**Material provided:**
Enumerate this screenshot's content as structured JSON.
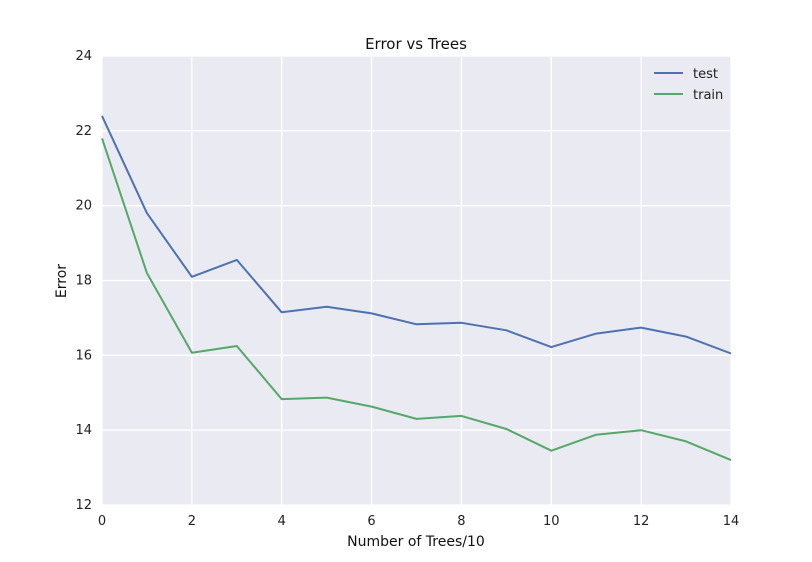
{
  "chart_data": {
    "type": "line",
    "title": "Error vs Trees",
    "xlabel": "Number of Trees/10",
    "ylabel": "Error",
    "xlim": [
      0,
      14
    ],
    "ylim": [
      12,
      24
    ],
    "xticks": [
      0,
      2,
      4,
      6,
      8,
      10,
      12,
      14
    ],
    "yticks": [
      12,
      14,
      16,
      18,
      20,
      22,
      24
    ],
    "grid": true,
    "legend_position": "top-right",
    "x": [
      0,
      1,
      2,
      3,
      4,
      5,
      6,
      7,
      8,
      9,
      10,
      11,
      12,
      13,
      14
    ],
    "series": [
      {
        "name": "test",
        "color": "#4c72b0",
        "values": [
          22.4,
          19.8,
          18.1,
          18.55,
          17.15,
          17.3,
          17.12,
          16.83,
          16.87,
          16.67,
          16.22,
          16.58,
          16.74,
          16.5,
          16.05
        ]
      },
      {
        "name": "train",
        "color": "#55a868",
        "values": [
          21.8,
          18.2,
          16.07,
          16.25,
          14.83,
          14.87,
          14.63,
          14.3,
          14.38,
          14.03,
          13.45,
          13.88,
          14.0,
          13.7,
          13.2
        ]
      }
    ],
    "colors": {
      "plot_background": "#eaeaf2",
      "grid": "#ffffff"
    }
  }
}
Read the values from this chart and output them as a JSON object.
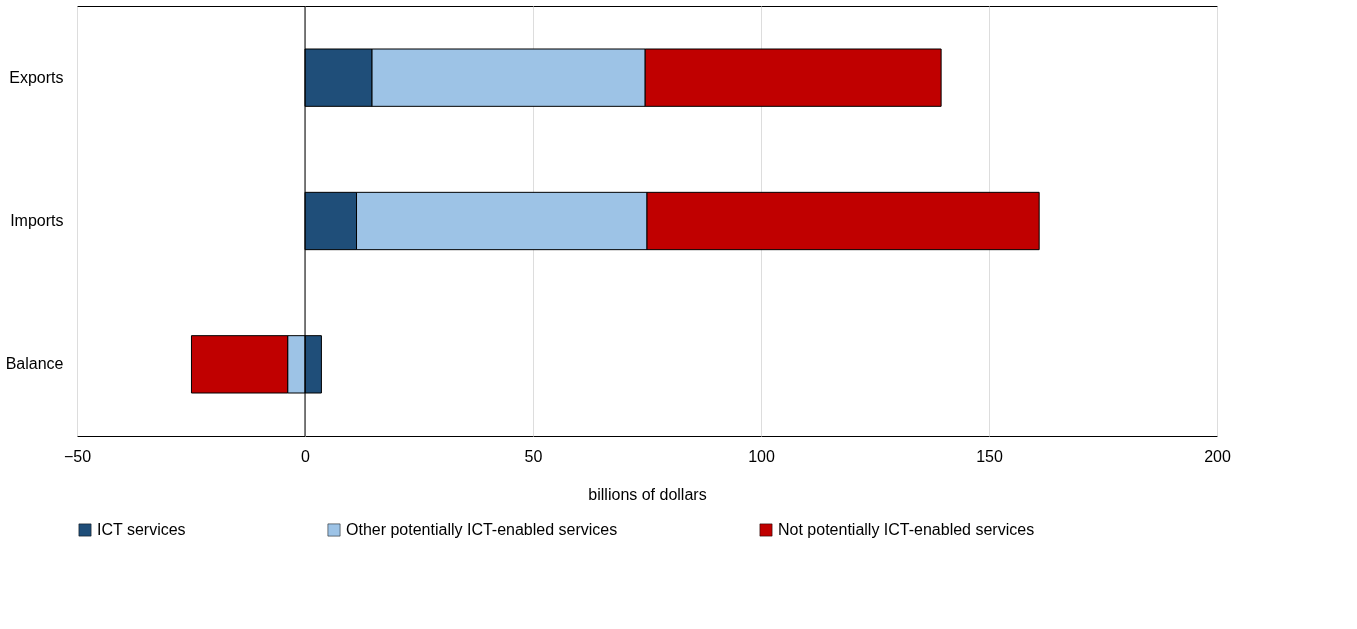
{
  "chart_data": {
    "type": "bar",
    "orientation": "horizontal",
    "stacked": true,
    "xlabel": "billions of dollars",
    "categories": [
      "Exports",
      "Imports",
      "Balance"
    ],
    "series": [
      {
        "name": "ICT services",
        "color": "#1f4e79",
        "values": [
          14.7,
          11.3,
          3.6
        ]
      },
      {
        "name": "Other potentially ICT-enabled services",
        "color": "#9dc3e6",
        "values": [
          59.9,
          63.7,
          -3.8
        ]
      },
      {
        "name": "Not potentially ICT-enabled services",
        "color": "#c00000",
        "values": [
          64.9,
          86.0,
          -21.1
        ]
      }
    ],
    "xlim": [
      -50,
      200
    ],
    "xticks": [
      -50,
      0,
      50,
      100,
      150,
      200
    ],
    "grid": "x",
    "legend": "bottom"
  }
}
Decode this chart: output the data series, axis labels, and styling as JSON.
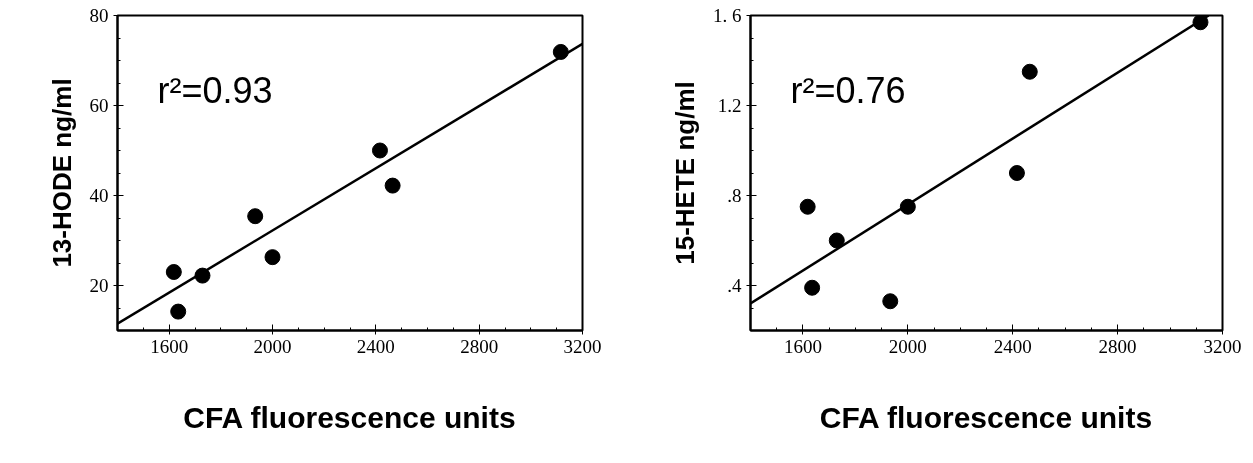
{
  "chart_data": [
    {
      "type": "scatter",
      "xlabel": "CFA fluorescence units",
      "ylabel": "13-HODE ng/ml",
      "annotations": [
        "r²=0.93"
      ],
      "grid": false,
      "xlim": [
        1400,
        3200
      ],
      "xticks": [
        1600,
        2000,
        2400,
        2800,
        3200
      ],
      "ylim": [
        10,
        80
      ],
      "yticks": [
        20,
        40,
        60,
        80
      ],
      "series": [
        {
          "marker": "circle",
          "color": "#000000",
          "x": [
            1618,
            1635,
            1729,
            1933,
            2000,
            2416,
            2465,
            3116
          ],
          "values": [
            23.0,
            14.2,
            22.2,
            35.4,
            26.3,
            50.0,
            42.2,
            71.9
          ]
        },
        {
          "type": "line",
          "color": "#000000",
          "x": [
            1400,
            3200
          ],
          "values": [
            11.5,
            73.7
          ]
        }
      ]
    },
    {
      "type": "scatter",
      "xlabel": "CFA fluorescence units",
      "ylabel": "15-HETE ng/ml",
      "annotations": [
        "r²=0.76"
      ],
      "grid": false,
      "xlim": [
        1400,
        3200
      ],
      "xticks": [
        1600,
        2000,
        2400,
        2800,
        3200
      ],
      "ylim": [
        0.2,
        1.6
      ],
      "yticks": [
        {
          "value": 0.4,
          "label": ".4"
        },
        {
          "value": 0.8,
          "label": ".8"
        },
        {
          "value": 1.2,
          "label": "1.2"
        },
        {
          "value": 1.6,
          "label": "1. 6"
        }
      ],
      "series": [
        {
          "marker": "circle",
          "color": "#000000",
          "x": [
            1618,
            1635,
            1729,
            1933,
            2000,
            2416,
            2465,
            3116
          ],
          "values": [
            0.75,
            0.39,
            0.6,
            0.33,
            0.75,
            0.9,
            1.35,
            1.57
          ]
        },
        {
          "type": "line",
          "color": "#000000",
          "x": [
            1400,
            3147
          ],
          "values": [
            0.32,
            1.6
          ]
        }
      ]
    }
  ]
}
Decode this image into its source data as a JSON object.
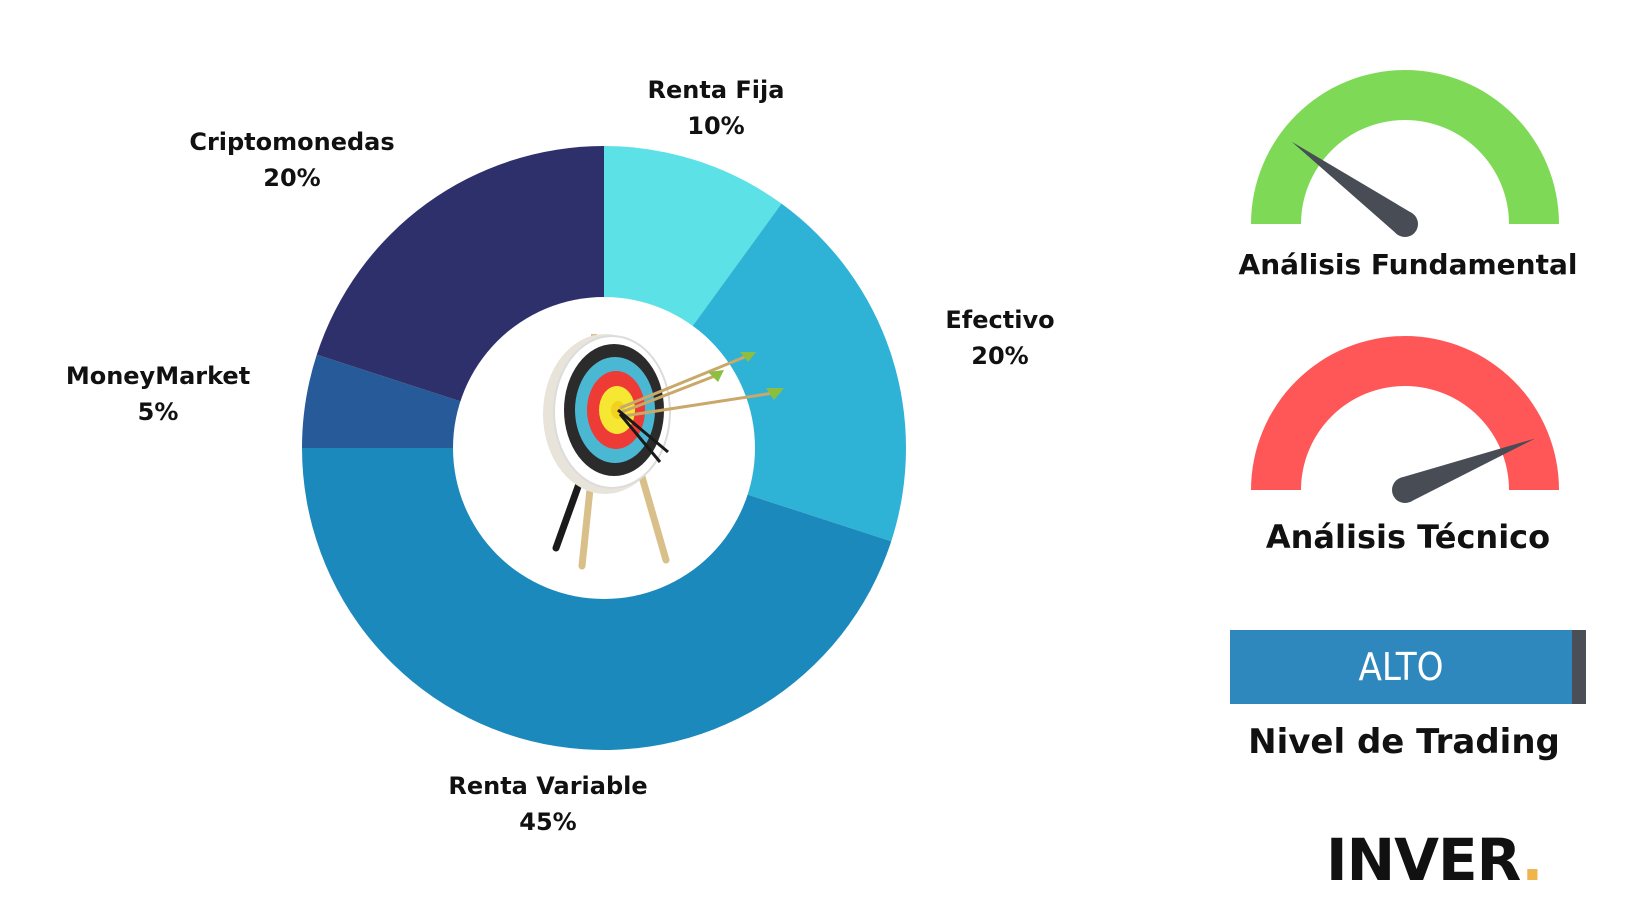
{
  "chart_data": {
    "type": "pie",
    "title": "",
    "donut": true,
    "slices": [
      {
        "label": "Renta Fija",
        "value": 10,
        "value_label": "10%",
        "color": "#5ce1e6"
      },
      {
        "label": "Efectivo",
        "value": 20,
        "value_label": "20%",
        "color": "#2eb3d6"
      },
      {
        "label": "Renta Variable",
        "value": 45,
        "value_label": "45%",
        "color": "#1b89bc"
      },
      {
        "label": "MoneyMarket",
        "value": 5,
        "value_label": "5%",
        "color": "#275a98"
      },
      {
        "label": "Criptomonedas",
        "value": 20,
        "value_label": "20%",
        "color": "#2e306c"
      }
    ],
    "center_image": "archery-target-with-arrows"
  },
  "gauges": {
    "fundamental": {
      "title": "Análisis Fundamental",
      "color": "#7ed957",
      "level": 0.2,
      "needle_color": "#474c55"
    },
    "technical": {
      "title": "Análisis Técnico",
      "color": "#ff5757",
      "level": 0.88,
      "needle_color": "#474c55"
    }
  },
  "trading_level": {
    "value": "ALTO",
    "title": "Nivel de Trading",
    "bar_color": "#2e88bd",
    "marker_color": "#4a4f57"
  },
  "brand": {
    "name": "INVER",
    "dot": ".",
    "dot_color": "#f0b44c"
  }
}
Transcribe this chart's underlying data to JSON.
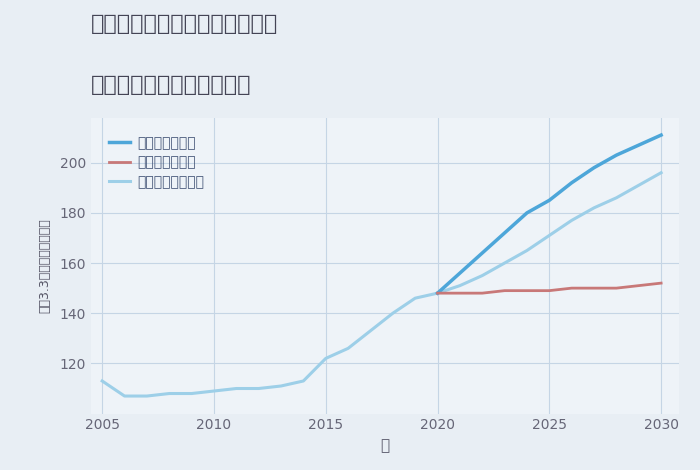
{
  "title_line1": "大阪府大阪市住吉区帝塚山東の",
  "title_line2": "中古マンションの価格推移",
  "xlabel": "年",
  "ylabel": "坪（3.3㎡）単価（万円）",
  "fig_bg_color": "#e8eef4",
  "plot_bg_color": "#eef3f8",
  "legend": [
    "グッドシナリオ",
    "バッドシナリオ",
    "ノーマルシナリオ"
  ],
  "good_color": "#4da6d9",
  "bad_color": "#c87878",
  "normal_color": "#9dcfe8",
  "years_hist": [
    2005,
    2006,
    2007,
    2008,
    2009,
    2010,
    2011,
    2012,
    2013,
    2014,
    2015,
    2016,
    2017,
    2018,
    2019,
    2020
  ],
  "values_hist": [
    113,
    107,
    107,
    108,
    108,
    109,
    110,
    110,
    111,
    113,
    122,
    126,
    133,
    140,
    146,
    148
  ],
  "years_future": [
    2020,
    2021,
    2022,
    2023,
    2024,
    2025,
    2026,
    2027,
    2028,
    2029,
    2030
  ],
  "good_future": [
    148,
    156,
    164,
    172,
    180,
    185,
    192,
    198,
    203,
    207,
    211
  ],
  "bad_future": [
    148,
    148,
    148,
    149,
    149,
    149,
    150,
    150,
    150,
    151,
    152
  ],
  "normal_future": [
    148,
    151,
    155,
    160,
    165,
    171,
    177,
    182,
    186,
    191,
    196
  ],
  "ylim": [
    100,
    218
  ],
  "xlim": [
    2004.5,
    2030.8
  ],
  "yticks": [
    120,
    140,
    160,
    180,
    200
  ],
  "xticks": [
    2005,
    2010,
    2015,
    2020,
    2025,
    2030
  ],
  "grid_color": "#c5d5e5",
  "tick_color": "#666677",
  "label_color": "#555566",
  "title_color": "#444455",
  "legend_color": "#445577"
}
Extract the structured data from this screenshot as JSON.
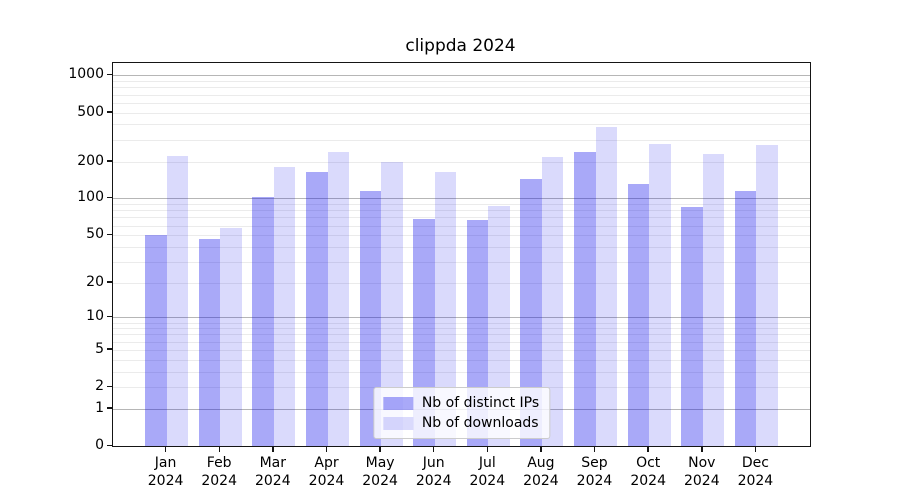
{
  "chart_data": {
    "type": "bar",
    "title": "clippda 2024",
    "categories": [
      "Jan",
      "Feb",
      "Mar",
      "Apr",
      "May",
      "Jun",
      "Jul",
      "Aug",
      "Sep",
      "Oct",
      "Nov",
      "Dec"
    ],
    "category_year": "2024",
    "series": [
      {
        "name": "Nb of distinct IPs",
        "color": "#0202ea",
        "alpha": 0.34,
        "values": [
          50,
          46,
          102,
          164,
          115,
          68,
          66,
          145,
          238,
          131,
          85,
          116
        ]
      },
      {
        "name": "Nb of downloads",
        "color": "#0202ea",
        "alpha": 0.145,
        "values": [
          220,
          57,
          182,
          240,
          200,
          163,
          86,
          217,
          385,
          280,
          230,
          275
        ]
      }
    ],
    "xlabel": "",
    "ylabel": "",
    "yscale": "log1p",
    "yticks": [
      0,
      1,
      2,
      5,
      10,
      20,
      50,
      100,
      200,
      500,
      1000
    ],
    "ylim": [
      0,
      1259
    ],
    "grid": {
      "major_values": [
        1,
        10,
        100,
        1000
      ],
      "minor_values": [
        2,
        3,
        4,
        5,
        6,
        7,
        8,
        9,
        20,
        30,
        40,
        50,
        60,
        70,
        80,
        90,
        200,
        300,
        400,
        500,
        600,
        700,
        800,
        900
      ],
      "major_color": "#b6b6b6",
      "minor_color": "#ebebeb"
    },
    "legend": {
      "position": "lower center",
      "entries": [
        "Nb of distinct IPs",
        "Nb of downloads"
      ]
    },
    "colors": {
      "background": "#ffffff",
      "spine": "#151515",
      "text": "#000000",
      "bar_ips_rendered": "#a8a8f8",
      "bar_downloads_rendered": "#d8d8f8"
    }
  }
}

**What you are asked to do:**
In the records above, find each line that holds the word "from"; copy all such lines.

**Reply:**
Read the values from this chart and output them as a JSON object.
Extract the structured data from this screenshot as JSON.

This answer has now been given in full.